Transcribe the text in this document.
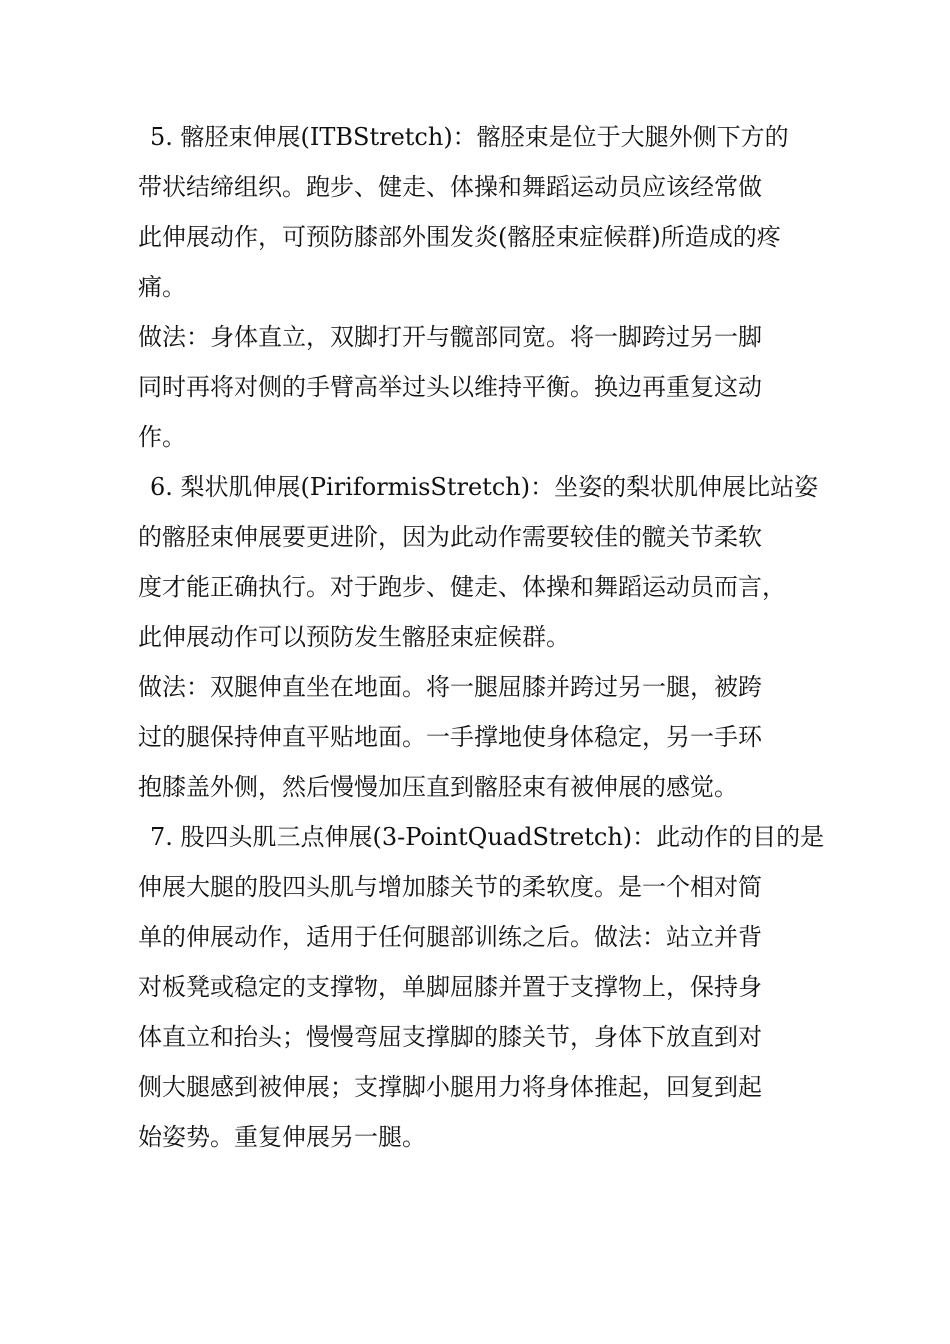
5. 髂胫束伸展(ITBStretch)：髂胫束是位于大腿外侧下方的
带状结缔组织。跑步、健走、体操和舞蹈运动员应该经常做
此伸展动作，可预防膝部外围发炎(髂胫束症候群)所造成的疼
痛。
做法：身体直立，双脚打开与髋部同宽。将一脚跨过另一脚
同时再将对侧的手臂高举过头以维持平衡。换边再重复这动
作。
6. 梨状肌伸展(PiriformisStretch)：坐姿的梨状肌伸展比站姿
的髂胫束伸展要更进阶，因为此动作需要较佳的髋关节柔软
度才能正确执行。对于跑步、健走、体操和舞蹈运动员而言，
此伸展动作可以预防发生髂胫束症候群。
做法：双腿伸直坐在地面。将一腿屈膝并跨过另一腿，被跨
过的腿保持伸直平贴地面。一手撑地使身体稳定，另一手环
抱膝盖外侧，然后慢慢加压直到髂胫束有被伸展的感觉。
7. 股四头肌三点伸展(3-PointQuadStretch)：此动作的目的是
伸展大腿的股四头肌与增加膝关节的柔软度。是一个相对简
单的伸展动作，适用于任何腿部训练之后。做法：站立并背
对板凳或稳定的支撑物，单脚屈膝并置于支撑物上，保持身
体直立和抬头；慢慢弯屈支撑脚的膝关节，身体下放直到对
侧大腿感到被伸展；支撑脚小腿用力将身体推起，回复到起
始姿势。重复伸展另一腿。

WHAT TO WORK ON: Please set down each line of the data above exactly as written, without the pictures.

OUTPUT FOR THIS EXERCISE:
Transcribe the text in this document.
5. 髂胫束伸展(ITBStretch)：髂胫束是位于大腿外侧下方的
带状结缔组织。跑步、健走、体操和舞蹈运动员应该经常做
此伸展动作，可预防膝部外围发炎(髂胫束症候群)所造成的疼
痛。
做法：身体直立，双脚打开与髋部同宽。将一脚跨过另一脚
同时再将对侧的手臂高举过头以维持平衡。换边再重复这动
作。
6. 梨状肌伸展(PiriformisStretch)：坐姿的梨状肌伸展比站姿
的髂胫束伸展要更进阶，因为此动作需要较佳的髋关节柔软
度才能正确执行。对于跑步、健走、体操和舞蹈运动员而言，
此伸展动作可以预防发生髂胫束症候群。
做法：双腿伸直坐在地面。将一腿屈膝并跨过另一腿，被跨
过的腿保持伸直平贴地面。一手撑地使身体稳定，另一手环
抱膝盖外侧，然后慢慢加压直到髂胫束有被伸展的感觉。
7. 股四头肌三点伸展(3-PointQuadStretch)：此动作的目的是
伸展大腿的股四头肌与增加膝关节的柔软度。是一个相对简
单的伸展动作，适用于任何腿部训练之后。做法：站立并背
对板凳或稳定的支撑物，单脚屈膝并置于支撑物上，保持身
体直立和抬头；慢慢弯屈支撑脚的膝关节，身体下放直到对
侧大腿感到被伸展；支撑脚小腿用力将身体推起，回复到起
始姿势。重复伸展另一腿。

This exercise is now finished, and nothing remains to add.